- _Set exercise_:
Check the listing below line by line and report how many lines hold "content", with no other words.

- _Extracted data_:
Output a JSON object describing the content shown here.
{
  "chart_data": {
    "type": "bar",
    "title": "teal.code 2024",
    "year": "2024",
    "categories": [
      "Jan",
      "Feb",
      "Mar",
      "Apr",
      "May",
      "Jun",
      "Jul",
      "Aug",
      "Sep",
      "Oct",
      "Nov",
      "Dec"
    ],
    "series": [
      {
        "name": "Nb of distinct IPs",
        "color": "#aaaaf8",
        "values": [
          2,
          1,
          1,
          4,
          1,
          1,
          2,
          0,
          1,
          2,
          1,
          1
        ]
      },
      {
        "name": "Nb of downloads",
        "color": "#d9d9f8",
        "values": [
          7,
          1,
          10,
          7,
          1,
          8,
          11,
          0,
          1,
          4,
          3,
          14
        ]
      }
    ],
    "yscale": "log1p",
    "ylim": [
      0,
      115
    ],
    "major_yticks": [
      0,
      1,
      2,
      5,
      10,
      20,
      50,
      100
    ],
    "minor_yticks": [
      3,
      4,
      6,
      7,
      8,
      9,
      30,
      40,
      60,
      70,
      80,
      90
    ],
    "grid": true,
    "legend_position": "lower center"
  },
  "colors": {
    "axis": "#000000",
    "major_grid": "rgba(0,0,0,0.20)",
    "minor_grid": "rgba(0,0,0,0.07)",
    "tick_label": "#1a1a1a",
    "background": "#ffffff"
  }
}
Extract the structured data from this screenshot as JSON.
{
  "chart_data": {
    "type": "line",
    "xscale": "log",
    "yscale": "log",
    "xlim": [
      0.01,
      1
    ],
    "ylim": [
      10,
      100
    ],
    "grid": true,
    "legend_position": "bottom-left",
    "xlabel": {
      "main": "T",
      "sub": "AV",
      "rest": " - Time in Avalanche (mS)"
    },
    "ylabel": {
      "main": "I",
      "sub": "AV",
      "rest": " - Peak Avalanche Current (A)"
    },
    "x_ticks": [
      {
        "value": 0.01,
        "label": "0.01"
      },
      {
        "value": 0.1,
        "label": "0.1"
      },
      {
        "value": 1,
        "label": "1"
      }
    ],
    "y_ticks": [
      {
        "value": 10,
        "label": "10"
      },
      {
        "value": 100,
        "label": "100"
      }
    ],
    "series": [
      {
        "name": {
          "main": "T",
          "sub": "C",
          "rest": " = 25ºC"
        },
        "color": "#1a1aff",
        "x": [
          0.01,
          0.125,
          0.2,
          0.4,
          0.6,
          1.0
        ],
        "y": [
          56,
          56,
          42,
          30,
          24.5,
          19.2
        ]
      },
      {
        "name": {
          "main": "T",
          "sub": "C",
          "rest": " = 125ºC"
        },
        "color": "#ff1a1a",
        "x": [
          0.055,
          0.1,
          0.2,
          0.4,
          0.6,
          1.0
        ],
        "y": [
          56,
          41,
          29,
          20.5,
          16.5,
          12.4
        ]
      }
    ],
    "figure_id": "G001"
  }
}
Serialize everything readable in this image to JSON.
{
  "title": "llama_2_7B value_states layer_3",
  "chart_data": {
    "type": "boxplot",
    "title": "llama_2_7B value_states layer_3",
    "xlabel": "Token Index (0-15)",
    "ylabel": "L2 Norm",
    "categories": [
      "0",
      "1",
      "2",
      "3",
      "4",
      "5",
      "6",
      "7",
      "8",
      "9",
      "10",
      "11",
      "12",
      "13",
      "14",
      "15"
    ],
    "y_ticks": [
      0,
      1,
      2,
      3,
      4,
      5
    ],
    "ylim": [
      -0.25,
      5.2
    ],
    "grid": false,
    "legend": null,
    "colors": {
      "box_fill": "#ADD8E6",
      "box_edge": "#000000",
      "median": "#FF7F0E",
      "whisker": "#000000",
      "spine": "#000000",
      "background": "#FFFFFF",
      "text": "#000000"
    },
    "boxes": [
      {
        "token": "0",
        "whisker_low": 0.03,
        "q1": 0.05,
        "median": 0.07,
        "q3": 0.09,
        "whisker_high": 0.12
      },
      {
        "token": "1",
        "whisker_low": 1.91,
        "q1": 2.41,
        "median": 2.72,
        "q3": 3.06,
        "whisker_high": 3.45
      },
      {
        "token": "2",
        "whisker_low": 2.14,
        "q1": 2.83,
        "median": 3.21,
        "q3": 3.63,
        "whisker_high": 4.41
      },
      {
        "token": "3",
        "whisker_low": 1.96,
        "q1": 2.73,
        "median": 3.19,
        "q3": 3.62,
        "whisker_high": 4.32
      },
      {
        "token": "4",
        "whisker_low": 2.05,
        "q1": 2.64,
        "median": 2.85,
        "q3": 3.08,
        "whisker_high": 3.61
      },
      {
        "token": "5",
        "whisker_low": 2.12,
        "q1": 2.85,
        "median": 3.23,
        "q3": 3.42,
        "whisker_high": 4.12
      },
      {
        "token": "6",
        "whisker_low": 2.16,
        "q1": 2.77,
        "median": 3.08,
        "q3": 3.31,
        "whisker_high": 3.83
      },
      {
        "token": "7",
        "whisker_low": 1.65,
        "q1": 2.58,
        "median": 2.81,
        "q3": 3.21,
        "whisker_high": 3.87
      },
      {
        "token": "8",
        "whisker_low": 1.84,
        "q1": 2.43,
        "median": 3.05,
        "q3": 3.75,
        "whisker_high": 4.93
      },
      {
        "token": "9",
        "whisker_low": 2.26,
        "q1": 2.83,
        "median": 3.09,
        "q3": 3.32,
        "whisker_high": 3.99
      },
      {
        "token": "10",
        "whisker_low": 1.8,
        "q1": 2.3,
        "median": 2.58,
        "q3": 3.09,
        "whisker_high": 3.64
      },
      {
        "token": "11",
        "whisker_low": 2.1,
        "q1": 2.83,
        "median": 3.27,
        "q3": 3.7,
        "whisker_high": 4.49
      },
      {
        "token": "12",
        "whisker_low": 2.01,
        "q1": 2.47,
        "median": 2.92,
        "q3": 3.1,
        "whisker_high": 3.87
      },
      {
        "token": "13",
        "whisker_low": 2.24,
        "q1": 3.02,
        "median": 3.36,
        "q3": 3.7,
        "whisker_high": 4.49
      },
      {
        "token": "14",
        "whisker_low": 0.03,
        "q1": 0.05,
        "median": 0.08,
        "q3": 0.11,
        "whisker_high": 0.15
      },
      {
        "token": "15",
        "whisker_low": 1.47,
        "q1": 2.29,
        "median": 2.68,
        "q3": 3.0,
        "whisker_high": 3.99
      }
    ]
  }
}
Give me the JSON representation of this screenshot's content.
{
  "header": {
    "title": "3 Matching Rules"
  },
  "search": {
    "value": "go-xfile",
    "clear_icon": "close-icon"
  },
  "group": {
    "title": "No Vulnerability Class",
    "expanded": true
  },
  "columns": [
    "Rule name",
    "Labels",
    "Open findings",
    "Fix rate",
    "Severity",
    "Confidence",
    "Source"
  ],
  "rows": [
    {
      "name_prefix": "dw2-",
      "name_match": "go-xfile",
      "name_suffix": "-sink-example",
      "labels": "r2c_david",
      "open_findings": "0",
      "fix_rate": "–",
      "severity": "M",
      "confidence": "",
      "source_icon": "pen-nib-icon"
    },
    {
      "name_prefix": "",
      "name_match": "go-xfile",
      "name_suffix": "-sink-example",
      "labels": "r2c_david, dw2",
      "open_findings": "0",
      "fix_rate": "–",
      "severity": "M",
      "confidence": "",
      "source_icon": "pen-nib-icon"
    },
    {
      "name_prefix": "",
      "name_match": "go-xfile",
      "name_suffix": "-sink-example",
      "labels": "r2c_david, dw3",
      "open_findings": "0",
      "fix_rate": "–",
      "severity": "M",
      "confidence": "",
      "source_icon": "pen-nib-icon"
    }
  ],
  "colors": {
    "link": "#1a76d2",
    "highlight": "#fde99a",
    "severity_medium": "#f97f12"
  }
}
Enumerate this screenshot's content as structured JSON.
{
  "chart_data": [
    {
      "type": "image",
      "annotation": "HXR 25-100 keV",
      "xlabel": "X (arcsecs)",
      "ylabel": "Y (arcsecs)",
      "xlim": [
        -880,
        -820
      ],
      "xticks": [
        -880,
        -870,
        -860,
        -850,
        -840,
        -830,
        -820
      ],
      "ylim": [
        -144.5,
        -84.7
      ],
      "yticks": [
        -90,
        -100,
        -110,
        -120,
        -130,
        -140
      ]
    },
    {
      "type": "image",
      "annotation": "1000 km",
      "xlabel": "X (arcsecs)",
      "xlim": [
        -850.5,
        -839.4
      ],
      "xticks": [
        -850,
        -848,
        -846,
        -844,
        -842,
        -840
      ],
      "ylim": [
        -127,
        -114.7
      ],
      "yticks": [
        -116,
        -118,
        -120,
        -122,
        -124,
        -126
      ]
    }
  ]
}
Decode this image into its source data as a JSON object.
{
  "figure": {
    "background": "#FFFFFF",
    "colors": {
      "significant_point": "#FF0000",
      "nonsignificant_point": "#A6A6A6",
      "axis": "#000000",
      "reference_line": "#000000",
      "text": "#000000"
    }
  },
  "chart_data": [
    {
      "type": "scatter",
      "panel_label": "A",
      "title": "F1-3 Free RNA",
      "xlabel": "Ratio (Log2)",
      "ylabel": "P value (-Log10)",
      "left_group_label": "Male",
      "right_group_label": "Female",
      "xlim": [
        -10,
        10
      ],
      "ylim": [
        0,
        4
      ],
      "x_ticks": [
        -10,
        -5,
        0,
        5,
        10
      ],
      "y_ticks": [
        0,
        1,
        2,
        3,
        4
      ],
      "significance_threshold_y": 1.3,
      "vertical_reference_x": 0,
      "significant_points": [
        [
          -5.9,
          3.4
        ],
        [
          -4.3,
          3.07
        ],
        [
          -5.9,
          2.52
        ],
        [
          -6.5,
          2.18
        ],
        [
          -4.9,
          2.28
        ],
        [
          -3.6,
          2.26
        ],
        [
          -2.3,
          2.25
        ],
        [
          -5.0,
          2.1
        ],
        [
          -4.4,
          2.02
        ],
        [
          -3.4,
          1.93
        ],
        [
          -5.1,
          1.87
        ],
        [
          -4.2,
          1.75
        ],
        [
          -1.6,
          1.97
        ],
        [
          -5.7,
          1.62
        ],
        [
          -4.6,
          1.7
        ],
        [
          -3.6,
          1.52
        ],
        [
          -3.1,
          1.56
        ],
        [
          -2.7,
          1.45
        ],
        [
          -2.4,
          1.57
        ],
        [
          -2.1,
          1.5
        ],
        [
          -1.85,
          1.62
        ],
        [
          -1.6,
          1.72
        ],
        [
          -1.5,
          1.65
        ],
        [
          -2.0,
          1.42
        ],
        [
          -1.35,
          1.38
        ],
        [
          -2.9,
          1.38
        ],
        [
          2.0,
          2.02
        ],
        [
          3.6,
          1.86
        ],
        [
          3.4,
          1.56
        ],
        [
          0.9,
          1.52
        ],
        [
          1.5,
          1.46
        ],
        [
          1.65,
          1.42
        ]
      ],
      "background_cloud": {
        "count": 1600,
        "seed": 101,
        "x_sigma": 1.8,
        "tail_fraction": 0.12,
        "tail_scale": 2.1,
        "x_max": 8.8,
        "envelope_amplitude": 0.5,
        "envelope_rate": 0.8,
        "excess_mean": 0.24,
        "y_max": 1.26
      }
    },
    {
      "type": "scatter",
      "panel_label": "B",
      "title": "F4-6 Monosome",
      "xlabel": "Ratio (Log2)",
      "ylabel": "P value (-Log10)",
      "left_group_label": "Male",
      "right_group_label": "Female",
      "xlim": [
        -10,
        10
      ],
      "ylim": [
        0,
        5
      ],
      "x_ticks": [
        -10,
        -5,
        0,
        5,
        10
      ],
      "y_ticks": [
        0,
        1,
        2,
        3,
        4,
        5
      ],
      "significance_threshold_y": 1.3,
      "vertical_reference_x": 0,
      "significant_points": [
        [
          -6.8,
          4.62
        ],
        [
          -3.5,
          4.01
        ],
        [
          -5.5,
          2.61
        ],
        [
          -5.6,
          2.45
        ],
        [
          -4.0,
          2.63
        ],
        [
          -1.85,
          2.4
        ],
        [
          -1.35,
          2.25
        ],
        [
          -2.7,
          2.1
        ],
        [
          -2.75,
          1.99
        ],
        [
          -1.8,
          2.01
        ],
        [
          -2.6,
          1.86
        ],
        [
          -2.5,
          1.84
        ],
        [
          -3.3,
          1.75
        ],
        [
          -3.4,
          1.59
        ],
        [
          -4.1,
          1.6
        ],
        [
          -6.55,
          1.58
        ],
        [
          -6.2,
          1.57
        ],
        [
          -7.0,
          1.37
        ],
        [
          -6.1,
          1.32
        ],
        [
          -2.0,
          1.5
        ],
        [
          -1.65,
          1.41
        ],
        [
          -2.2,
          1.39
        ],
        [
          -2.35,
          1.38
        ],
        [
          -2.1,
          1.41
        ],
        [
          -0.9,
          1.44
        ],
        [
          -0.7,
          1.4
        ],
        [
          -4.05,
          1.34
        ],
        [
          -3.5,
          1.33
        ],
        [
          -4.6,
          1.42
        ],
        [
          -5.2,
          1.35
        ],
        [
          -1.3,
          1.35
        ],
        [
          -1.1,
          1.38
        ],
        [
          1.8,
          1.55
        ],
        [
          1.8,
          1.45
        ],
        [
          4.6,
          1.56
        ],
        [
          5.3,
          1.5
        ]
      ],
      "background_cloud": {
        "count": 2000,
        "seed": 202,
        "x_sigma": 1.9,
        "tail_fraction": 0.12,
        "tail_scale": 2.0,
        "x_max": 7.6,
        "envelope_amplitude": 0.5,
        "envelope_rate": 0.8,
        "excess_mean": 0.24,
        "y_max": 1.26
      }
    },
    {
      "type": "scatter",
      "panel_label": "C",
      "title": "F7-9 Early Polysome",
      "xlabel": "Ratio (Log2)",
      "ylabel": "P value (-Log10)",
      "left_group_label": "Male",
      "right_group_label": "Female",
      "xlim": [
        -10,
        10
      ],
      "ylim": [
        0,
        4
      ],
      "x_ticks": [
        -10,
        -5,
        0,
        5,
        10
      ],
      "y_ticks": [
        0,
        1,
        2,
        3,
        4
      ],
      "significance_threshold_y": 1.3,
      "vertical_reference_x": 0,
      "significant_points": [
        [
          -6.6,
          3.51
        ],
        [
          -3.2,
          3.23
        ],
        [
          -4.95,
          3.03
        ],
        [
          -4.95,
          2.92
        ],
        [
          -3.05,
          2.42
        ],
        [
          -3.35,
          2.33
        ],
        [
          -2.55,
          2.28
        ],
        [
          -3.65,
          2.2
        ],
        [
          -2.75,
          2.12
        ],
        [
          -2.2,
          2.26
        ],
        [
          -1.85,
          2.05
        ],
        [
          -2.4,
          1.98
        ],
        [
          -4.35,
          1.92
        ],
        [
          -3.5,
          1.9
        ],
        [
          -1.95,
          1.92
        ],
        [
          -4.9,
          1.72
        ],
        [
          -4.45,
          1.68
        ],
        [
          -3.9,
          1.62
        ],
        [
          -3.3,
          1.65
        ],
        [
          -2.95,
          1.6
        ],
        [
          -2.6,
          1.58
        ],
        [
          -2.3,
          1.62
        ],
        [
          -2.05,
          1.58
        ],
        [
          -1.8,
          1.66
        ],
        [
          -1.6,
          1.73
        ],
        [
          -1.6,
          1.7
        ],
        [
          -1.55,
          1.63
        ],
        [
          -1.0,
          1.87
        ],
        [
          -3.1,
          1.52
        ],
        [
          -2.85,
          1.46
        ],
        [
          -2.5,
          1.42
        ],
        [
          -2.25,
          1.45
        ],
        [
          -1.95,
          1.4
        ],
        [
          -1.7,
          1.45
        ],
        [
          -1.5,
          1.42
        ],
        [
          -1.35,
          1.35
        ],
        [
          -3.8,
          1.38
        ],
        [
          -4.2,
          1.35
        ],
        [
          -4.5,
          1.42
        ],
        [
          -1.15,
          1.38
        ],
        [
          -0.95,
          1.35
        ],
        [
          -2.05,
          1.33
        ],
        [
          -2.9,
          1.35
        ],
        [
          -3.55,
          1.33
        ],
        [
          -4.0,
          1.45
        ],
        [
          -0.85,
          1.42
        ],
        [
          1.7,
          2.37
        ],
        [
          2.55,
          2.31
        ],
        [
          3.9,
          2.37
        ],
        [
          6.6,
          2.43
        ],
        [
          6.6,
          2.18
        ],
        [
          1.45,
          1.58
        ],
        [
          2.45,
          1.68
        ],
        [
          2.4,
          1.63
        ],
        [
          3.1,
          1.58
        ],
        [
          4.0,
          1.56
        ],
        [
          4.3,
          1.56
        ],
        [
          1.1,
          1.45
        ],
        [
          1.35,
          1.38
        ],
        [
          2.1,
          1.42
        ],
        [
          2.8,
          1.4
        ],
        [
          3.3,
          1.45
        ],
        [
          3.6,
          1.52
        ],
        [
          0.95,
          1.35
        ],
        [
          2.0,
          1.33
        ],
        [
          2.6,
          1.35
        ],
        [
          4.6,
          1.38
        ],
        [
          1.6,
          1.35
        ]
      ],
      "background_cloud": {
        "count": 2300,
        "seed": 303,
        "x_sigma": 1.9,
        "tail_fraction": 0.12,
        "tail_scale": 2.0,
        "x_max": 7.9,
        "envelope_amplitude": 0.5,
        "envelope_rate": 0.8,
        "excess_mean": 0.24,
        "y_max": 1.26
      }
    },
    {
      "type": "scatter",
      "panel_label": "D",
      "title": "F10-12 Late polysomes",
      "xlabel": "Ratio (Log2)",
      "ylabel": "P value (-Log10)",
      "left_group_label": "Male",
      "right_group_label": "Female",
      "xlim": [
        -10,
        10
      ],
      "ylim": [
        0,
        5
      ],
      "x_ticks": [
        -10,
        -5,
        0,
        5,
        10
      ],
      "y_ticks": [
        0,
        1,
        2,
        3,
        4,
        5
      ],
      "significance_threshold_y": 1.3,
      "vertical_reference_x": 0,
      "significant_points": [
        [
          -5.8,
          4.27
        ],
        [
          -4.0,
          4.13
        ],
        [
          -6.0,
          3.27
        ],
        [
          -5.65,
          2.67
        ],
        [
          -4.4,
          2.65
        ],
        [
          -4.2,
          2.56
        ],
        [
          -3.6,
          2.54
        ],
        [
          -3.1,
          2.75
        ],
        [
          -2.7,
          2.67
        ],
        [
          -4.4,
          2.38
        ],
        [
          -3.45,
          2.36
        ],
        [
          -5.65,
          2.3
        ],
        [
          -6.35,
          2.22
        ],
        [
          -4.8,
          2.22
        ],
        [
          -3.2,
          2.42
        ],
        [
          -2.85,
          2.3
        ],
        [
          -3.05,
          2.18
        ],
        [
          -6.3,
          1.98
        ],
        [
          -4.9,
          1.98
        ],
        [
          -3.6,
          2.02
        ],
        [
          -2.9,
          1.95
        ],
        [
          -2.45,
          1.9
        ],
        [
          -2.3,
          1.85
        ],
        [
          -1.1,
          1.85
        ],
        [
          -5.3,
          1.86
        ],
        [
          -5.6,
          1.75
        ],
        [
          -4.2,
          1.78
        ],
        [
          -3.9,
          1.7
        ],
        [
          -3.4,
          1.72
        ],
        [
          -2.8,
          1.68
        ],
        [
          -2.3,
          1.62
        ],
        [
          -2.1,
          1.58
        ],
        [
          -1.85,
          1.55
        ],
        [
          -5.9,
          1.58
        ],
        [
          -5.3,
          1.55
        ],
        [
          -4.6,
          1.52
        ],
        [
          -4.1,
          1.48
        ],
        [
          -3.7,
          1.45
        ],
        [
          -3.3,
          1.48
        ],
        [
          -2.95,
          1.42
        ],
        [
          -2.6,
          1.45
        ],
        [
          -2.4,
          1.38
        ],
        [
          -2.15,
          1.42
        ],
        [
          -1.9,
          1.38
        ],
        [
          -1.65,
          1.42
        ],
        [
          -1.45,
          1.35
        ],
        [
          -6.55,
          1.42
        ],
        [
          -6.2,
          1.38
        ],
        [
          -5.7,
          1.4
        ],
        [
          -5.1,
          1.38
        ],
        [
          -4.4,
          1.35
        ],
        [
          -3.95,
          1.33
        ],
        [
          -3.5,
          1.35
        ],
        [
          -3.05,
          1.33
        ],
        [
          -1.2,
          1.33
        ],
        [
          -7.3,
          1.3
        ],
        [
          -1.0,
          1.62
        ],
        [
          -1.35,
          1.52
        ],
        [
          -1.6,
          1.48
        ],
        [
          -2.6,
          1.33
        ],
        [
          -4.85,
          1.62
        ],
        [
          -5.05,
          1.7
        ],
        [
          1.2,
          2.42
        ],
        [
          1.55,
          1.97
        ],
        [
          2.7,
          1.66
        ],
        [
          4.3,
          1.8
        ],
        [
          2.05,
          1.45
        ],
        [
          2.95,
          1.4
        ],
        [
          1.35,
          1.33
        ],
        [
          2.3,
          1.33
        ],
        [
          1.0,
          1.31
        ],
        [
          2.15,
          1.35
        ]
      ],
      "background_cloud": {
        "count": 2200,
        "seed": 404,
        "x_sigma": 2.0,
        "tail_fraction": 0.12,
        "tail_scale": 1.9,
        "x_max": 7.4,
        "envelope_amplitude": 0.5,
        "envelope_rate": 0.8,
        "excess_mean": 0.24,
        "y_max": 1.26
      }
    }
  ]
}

- _Result of the exercise_:
3